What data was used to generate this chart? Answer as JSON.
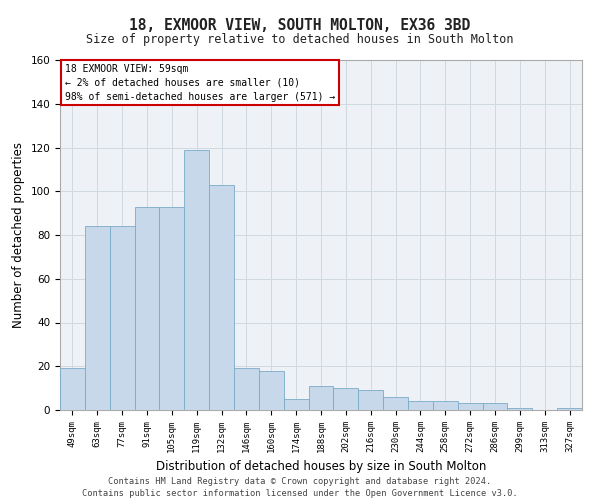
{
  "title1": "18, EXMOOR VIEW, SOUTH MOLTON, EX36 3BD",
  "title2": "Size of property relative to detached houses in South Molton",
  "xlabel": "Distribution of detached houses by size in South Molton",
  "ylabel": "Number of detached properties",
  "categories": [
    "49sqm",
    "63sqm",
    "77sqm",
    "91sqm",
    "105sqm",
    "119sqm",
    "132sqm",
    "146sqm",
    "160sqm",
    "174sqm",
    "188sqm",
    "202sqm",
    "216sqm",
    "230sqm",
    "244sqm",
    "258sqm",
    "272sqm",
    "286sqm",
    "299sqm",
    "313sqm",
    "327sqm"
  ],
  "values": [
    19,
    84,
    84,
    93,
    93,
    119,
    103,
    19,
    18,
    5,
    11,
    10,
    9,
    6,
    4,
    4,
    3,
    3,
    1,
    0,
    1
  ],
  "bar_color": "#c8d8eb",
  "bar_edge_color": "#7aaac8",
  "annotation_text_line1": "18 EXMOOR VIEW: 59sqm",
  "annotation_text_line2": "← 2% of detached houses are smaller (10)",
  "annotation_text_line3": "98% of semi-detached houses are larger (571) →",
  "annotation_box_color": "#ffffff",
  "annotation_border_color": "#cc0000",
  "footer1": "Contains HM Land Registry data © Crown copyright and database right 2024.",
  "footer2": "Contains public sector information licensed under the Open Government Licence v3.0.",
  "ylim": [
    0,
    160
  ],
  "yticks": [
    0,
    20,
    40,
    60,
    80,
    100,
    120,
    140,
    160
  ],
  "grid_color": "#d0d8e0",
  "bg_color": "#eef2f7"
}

----------

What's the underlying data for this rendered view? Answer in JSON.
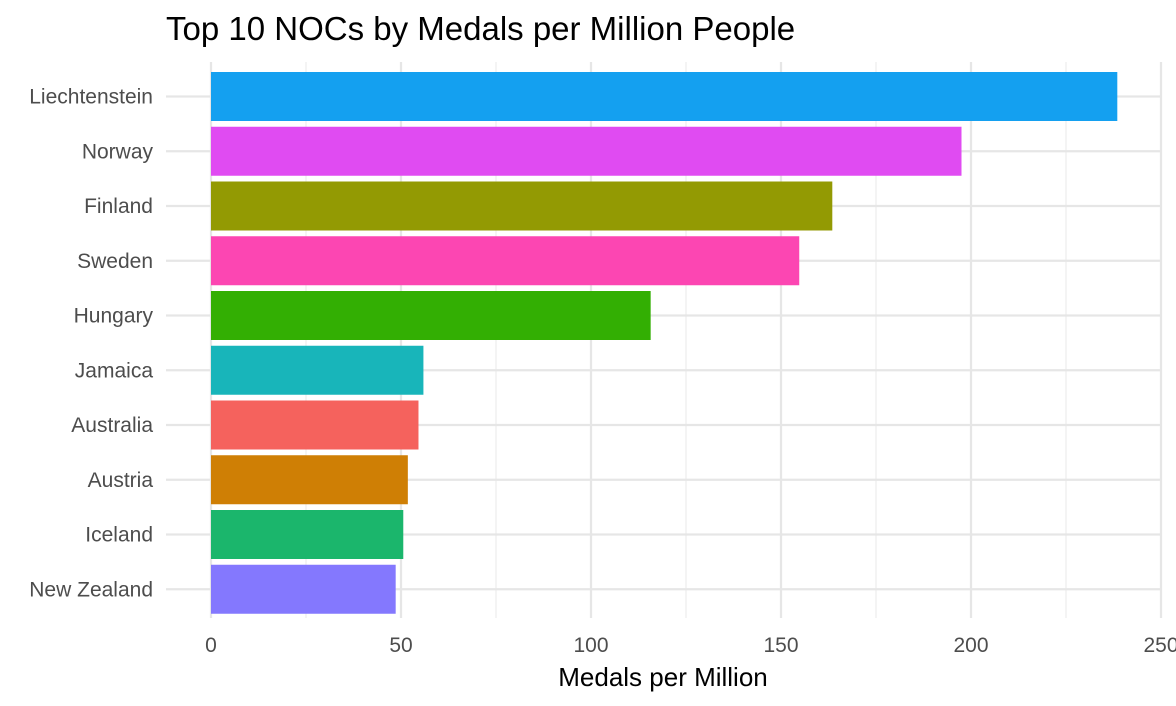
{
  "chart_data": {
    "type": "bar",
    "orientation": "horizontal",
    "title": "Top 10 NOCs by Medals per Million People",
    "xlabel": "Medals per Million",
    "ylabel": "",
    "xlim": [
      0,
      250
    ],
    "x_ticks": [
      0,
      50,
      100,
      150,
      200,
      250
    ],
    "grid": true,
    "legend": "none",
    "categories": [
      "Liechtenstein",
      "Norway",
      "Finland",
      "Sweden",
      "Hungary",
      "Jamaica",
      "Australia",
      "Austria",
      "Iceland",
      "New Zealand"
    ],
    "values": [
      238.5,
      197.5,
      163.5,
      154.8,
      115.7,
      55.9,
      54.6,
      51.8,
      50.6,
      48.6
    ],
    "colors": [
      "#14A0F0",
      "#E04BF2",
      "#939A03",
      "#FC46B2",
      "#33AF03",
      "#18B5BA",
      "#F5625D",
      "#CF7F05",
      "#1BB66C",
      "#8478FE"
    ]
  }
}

----------

Task objective: Look through the listing and extract every line with "EXMOOR" in it.

Reply:
  "title1": "18, EXMOOR VIEW, SOUTH MOLTON, EX36 3BD",
  "annotation_text_line1": "18 EXMOOR VIEW: 59sqm",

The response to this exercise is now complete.